_Exercise aim:_ Transcribe all the entries word for word, omitting any pictures they contain.

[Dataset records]
----------

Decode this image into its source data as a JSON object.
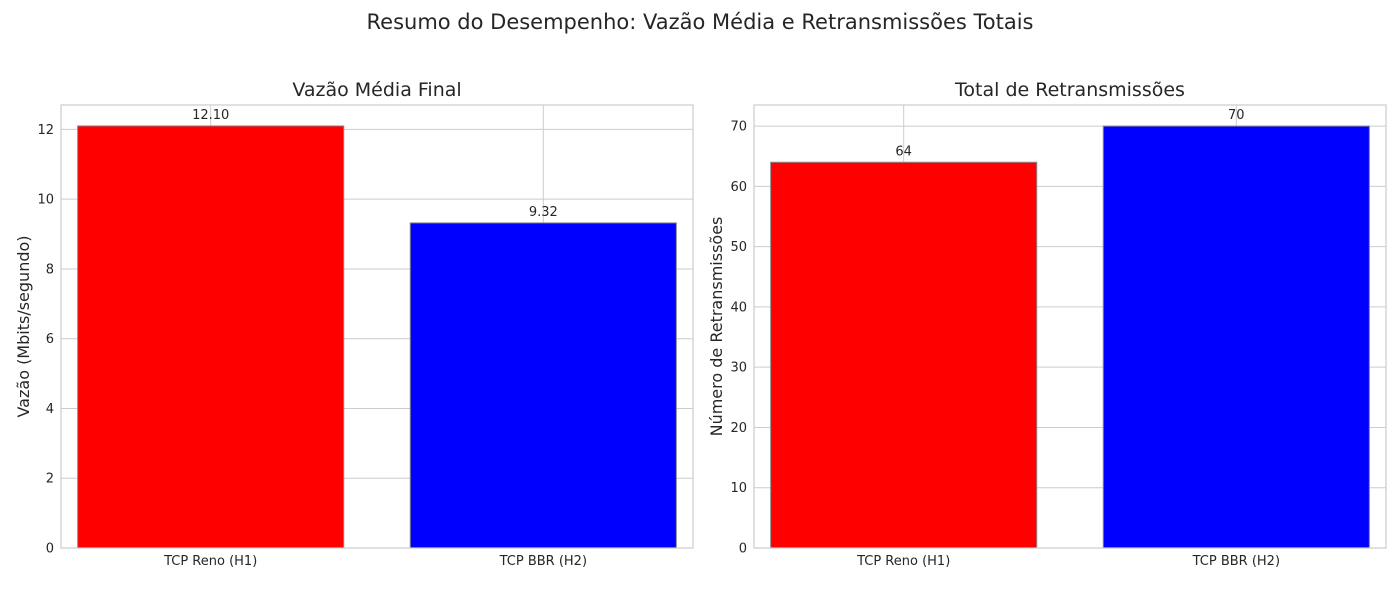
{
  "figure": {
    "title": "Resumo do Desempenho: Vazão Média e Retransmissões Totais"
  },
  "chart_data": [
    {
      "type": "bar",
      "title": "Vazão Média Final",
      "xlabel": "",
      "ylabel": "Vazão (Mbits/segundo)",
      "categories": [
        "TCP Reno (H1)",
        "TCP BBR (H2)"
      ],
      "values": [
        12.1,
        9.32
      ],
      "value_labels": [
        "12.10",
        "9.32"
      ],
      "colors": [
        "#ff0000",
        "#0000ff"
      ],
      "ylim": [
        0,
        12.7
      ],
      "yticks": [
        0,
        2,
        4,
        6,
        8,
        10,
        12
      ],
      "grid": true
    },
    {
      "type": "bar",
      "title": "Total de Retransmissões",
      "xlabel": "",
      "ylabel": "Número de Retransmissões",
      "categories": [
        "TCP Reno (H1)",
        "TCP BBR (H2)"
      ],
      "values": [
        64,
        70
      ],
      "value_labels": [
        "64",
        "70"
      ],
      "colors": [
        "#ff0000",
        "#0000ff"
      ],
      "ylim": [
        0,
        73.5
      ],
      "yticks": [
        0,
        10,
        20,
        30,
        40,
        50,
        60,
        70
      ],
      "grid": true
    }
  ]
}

----------

_The reply:_
Decode this image into its source data as a JSON object.
{
  "figure": {
    "title": "Resumo do Desempenho: Vazão Média e Retransmissões Totais"
  },
  "chart_data": [
    {
      "type": "bar",
      "title": "Vazão Média Final",
      "xlabel": "",
      "ylabel": "Vazão (Mbits/segundo)",
      "categories": [
        "TCP Reno (H1)",
        "TCP BBR (H2)"
      ],
      "values": [
        12.1,
        9.32
      ],
      "value_labels": [
        "12.10",
        "9.32"
      ],
      "colors": [
        "#ff0000",
        "#0000ff"
      ],
      "ylim": [
        0,
        12.7
      ],
      "yticks": [
        0,
        2,
        4,
        6,
        8,
        10,
        12
      ],
      "grid": true
    },
    {
      "type": "bar",
      "title": "Total de Retransmissões",
      "xlabel": "",
      "ylabel": "Número de Retransmissões",
      "categories": [
        "TCP Reno (H1)",
        "TCP BBR (H2)"
      ],
      "values": [
        64,
        70
      ],
      "value_labels": [
        "64",
        "70"
      ],
      "colors": [
        "#ff0000",
        "#0000ff"
      ],
      "ylim": [
        0,
        73.5
      ],
      "yticks": [
        0,
        10,
        20,
        30,
        40,
        50,
        60,
        70
      ],
      "grid": true
    }
  ]
}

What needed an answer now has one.